■ **SET EXERCISE**
Return all lines that include the string "https".

(Dataset items)
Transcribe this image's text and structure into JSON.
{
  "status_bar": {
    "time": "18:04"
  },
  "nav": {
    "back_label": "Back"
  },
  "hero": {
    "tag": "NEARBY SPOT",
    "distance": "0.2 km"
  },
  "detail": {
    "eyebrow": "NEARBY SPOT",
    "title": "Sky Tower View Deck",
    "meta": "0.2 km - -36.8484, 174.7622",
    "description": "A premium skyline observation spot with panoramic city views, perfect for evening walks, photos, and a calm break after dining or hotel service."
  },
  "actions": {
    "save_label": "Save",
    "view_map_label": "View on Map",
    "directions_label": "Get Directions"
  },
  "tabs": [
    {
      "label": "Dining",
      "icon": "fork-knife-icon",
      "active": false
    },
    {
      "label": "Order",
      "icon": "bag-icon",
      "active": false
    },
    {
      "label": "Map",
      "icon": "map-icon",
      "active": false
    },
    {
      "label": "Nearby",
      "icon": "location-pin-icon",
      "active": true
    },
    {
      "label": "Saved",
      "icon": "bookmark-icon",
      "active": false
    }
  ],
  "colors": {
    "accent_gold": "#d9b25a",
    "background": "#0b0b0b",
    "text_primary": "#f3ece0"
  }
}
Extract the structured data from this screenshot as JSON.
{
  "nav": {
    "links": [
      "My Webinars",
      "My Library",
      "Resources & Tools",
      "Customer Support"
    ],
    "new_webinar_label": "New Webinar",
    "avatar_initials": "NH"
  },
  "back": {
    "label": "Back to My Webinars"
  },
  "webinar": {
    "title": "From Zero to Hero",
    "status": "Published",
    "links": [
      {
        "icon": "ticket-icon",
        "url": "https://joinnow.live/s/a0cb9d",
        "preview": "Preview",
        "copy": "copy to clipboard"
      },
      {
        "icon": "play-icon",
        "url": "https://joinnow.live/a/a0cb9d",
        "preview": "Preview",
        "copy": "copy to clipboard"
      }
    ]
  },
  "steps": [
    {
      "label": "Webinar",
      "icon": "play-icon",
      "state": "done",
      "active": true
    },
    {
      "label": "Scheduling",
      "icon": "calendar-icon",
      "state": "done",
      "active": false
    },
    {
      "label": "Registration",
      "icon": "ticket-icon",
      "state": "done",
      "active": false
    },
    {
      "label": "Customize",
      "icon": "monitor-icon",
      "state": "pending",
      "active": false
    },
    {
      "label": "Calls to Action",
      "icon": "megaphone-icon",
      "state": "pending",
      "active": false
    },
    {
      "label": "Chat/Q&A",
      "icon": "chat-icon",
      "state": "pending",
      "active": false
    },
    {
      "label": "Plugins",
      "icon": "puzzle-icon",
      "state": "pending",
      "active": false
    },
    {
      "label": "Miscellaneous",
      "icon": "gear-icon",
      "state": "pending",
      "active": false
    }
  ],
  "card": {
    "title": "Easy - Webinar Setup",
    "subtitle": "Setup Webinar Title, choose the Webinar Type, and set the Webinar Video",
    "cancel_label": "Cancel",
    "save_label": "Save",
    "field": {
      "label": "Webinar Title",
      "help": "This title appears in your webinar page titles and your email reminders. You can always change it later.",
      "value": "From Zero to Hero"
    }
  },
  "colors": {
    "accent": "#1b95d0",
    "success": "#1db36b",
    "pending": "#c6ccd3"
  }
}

■ **THE REPLY**
        "url": "https://joinnow.live/s/a0cb9d",
        "url": "https://joinnow.live/a/a0cb9d",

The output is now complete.